* _MATERIAL PROVIDED_

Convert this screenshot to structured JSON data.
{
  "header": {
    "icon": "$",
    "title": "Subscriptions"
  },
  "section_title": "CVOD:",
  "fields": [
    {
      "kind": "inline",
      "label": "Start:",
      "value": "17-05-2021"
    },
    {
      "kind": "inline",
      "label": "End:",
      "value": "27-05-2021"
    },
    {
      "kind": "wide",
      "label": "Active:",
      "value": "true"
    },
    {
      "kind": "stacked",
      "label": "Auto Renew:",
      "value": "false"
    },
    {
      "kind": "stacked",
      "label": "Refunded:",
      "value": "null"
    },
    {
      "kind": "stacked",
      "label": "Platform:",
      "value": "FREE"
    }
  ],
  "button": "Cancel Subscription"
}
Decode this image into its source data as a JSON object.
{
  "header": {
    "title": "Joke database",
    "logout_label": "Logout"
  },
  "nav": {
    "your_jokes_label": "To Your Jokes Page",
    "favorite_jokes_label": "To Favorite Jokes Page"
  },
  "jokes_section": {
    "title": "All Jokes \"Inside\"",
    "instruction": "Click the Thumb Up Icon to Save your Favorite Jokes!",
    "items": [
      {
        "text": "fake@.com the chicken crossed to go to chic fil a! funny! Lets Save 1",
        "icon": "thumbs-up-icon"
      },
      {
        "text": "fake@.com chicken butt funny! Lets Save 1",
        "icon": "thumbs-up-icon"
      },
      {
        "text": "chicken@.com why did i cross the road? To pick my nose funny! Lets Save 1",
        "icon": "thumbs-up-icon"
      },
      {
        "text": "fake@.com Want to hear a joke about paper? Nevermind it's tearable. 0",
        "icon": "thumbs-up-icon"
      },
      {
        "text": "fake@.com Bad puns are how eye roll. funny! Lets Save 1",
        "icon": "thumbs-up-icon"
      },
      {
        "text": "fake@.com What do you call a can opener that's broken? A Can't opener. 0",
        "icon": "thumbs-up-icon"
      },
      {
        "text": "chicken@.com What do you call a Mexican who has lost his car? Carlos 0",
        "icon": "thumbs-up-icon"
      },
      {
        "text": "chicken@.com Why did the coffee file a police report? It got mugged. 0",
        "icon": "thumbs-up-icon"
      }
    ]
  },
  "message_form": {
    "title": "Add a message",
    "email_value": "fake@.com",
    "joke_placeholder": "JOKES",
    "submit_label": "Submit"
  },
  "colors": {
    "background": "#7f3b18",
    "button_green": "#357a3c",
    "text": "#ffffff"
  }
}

* _PROBLEM TO WORK ON_
Using the material above, work out how many lines contain the string "Lets". Give that number alone.

* _RESULT_
4